Goal: From the entries provided below, copy each line that contains the word "Simulation".
Source data start
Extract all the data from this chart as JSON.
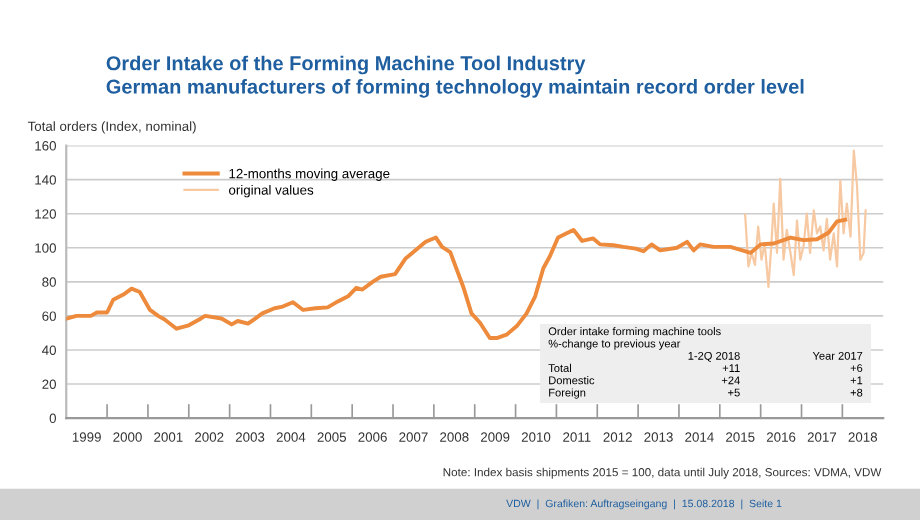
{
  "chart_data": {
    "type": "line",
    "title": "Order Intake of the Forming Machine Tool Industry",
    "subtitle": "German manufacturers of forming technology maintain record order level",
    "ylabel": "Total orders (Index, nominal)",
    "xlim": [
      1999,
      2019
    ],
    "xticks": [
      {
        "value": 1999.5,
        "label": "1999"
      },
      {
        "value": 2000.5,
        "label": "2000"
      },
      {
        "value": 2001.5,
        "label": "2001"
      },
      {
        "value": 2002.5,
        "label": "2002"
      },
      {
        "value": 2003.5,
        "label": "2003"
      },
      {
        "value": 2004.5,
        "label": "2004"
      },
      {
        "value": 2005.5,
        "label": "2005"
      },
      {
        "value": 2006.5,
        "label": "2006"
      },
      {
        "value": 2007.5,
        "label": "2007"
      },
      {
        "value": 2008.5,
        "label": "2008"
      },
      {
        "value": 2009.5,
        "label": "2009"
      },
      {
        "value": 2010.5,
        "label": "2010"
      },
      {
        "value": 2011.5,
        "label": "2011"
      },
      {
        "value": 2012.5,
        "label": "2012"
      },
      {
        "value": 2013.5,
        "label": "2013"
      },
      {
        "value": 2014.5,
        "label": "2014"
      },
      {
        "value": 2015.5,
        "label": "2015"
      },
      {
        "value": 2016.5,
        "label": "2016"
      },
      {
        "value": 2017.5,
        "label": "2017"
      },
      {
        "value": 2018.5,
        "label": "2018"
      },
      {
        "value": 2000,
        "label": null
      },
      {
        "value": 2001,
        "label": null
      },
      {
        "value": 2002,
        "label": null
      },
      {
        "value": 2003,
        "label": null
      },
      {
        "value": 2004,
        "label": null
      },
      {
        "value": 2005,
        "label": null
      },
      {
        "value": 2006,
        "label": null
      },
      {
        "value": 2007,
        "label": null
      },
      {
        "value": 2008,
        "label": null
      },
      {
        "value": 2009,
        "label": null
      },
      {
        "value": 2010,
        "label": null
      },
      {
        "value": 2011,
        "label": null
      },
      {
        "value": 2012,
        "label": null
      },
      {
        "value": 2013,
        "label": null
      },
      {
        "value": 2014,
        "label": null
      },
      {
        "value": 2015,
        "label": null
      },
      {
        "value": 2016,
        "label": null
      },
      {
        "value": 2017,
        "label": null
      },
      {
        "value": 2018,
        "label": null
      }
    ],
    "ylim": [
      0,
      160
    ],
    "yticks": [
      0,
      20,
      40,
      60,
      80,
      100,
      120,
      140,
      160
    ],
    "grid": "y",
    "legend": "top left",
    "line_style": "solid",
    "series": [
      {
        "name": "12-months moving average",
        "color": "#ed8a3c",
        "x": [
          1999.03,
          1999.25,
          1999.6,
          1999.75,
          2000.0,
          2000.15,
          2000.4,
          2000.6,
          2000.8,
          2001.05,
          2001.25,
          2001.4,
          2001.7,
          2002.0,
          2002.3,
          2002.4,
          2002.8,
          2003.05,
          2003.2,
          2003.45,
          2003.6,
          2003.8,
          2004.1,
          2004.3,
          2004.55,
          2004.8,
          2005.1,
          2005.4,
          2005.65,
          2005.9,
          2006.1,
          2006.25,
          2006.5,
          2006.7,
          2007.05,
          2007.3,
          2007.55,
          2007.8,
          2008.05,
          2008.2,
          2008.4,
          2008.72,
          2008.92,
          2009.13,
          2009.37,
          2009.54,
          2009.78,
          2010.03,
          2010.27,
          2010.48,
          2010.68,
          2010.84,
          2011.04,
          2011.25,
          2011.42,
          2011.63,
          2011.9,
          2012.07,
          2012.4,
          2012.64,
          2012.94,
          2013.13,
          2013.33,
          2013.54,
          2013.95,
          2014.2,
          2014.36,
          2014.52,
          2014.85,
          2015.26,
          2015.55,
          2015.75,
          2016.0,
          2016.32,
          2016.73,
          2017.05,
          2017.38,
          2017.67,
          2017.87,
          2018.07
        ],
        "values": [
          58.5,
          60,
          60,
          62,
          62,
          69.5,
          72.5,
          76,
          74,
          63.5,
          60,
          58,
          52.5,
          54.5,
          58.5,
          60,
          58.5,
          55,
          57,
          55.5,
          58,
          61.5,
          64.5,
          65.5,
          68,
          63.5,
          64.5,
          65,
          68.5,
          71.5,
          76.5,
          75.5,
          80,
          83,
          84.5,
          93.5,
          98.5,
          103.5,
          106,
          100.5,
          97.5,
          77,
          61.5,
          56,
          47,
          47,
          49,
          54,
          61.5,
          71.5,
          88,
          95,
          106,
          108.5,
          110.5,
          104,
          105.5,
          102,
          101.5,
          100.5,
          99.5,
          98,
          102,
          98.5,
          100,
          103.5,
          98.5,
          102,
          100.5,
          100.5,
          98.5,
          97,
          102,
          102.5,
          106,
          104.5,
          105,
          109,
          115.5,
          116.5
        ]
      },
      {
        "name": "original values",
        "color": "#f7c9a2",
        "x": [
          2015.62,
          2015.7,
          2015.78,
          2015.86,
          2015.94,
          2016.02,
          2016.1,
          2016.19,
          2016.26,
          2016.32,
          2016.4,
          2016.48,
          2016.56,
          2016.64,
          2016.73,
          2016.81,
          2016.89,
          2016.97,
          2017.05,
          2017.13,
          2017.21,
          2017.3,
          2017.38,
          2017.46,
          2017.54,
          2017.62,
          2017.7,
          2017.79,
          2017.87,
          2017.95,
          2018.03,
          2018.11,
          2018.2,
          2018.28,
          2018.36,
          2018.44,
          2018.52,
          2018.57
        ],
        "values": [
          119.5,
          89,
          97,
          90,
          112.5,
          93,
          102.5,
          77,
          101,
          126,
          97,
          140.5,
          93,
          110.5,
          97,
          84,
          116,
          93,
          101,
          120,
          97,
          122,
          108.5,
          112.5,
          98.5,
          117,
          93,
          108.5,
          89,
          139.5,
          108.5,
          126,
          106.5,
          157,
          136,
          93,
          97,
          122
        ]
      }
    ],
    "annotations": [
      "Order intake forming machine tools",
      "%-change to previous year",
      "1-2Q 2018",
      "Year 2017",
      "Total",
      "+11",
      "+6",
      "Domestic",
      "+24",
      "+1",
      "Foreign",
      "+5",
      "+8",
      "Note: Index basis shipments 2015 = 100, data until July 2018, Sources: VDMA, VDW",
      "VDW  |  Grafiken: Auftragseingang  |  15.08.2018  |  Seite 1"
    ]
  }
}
Source data end
Source data start
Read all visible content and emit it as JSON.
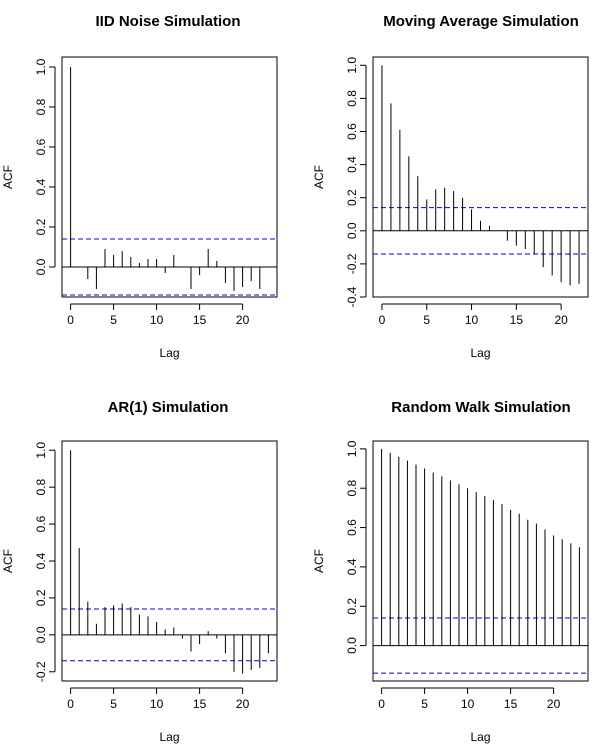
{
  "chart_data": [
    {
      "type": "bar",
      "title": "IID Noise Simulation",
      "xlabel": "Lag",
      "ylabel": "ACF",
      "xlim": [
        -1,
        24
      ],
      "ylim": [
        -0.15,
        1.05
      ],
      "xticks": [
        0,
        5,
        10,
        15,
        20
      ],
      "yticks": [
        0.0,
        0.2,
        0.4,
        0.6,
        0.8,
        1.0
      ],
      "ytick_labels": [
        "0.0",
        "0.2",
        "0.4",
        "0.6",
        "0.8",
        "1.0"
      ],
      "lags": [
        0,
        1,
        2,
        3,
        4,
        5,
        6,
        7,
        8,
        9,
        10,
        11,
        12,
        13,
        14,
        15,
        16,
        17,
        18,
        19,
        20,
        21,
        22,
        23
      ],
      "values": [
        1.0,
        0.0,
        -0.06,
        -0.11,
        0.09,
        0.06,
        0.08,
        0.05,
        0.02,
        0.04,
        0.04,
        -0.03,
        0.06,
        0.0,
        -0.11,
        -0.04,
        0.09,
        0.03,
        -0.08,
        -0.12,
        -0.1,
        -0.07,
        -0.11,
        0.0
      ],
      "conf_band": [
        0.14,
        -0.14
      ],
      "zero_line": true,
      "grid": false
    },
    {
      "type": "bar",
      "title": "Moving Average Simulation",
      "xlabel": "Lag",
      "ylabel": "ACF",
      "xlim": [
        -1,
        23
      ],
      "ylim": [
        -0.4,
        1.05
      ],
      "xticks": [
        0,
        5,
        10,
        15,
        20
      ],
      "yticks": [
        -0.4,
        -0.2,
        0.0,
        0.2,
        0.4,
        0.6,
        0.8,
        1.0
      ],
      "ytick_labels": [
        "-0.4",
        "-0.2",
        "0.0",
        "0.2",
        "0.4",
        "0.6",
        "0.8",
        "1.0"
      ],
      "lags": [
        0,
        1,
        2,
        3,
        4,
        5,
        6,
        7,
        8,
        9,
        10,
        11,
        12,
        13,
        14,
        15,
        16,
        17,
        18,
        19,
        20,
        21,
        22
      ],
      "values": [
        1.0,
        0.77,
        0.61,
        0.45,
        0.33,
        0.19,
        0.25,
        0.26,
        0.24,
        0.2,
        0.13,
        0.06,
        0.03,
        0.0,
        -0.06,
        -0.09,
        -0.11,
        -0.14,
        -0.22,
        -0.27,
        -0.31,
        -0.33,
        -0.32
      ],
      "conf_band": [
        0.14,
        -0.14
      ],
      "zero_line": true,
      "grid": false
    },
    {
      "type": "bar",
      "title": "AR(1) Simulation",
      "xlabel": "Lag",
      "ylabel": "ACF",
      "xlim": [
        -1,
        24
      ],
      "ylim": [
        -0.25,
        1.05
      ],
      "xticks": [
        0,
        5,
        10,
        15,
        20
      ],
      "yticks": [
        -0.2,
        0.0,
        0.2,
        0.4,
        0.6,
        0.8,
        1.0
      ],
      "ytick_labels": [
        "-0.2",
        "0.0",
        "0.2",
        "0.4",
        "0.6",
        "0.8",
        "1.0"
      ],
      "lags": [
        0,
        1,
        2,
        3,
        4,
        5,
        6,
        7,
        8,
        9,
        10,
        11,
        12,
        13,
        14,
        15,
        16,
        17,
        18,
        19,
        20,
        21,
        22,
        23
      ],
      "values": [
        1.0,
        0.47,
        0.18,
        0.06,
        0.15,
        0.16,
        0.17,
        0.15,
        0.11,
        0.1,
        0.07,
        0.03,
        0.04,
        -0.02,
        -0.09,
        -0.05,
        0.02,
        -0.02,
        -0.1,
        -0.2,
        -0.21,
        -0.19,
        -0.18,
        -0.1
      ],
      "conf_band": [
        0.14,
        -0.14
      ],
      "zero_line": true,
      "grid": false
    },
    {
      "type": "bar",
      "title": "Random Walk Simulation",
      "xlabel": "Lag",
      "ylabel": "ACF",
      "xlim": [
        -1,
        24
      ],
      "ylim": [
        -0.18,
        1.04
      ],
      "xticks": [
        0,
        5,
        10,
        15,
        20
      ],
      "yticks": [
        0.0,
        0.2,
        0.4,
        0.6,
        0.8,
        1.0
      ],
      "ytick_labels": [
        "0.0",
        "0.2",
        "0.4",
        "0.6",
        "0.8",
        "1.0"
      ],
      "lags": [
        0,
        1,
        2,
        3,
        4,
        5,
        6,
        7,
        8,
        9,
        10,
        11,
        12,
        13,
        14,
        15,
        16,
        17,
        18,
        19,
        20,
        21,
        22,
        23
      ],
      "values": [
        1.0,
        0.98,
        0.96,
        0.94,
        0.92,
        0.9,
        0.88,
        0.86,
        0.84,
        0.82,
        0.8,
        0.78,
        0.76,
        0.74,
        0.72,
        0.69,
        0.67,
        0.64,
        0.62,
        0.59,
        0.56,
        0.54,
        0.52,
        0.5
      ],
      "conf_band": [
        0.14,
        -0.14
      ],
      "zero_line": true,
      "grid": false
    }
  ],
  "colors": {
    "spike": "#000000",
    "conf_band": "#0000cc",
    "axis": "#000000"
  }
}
Source data end
Answer to the task:
      "title": "IID Noise Simulation",
      "title": "Moving Average Simulation",
      "title": "AR(1) Simulation",
      "title": "Random Walk Simulation",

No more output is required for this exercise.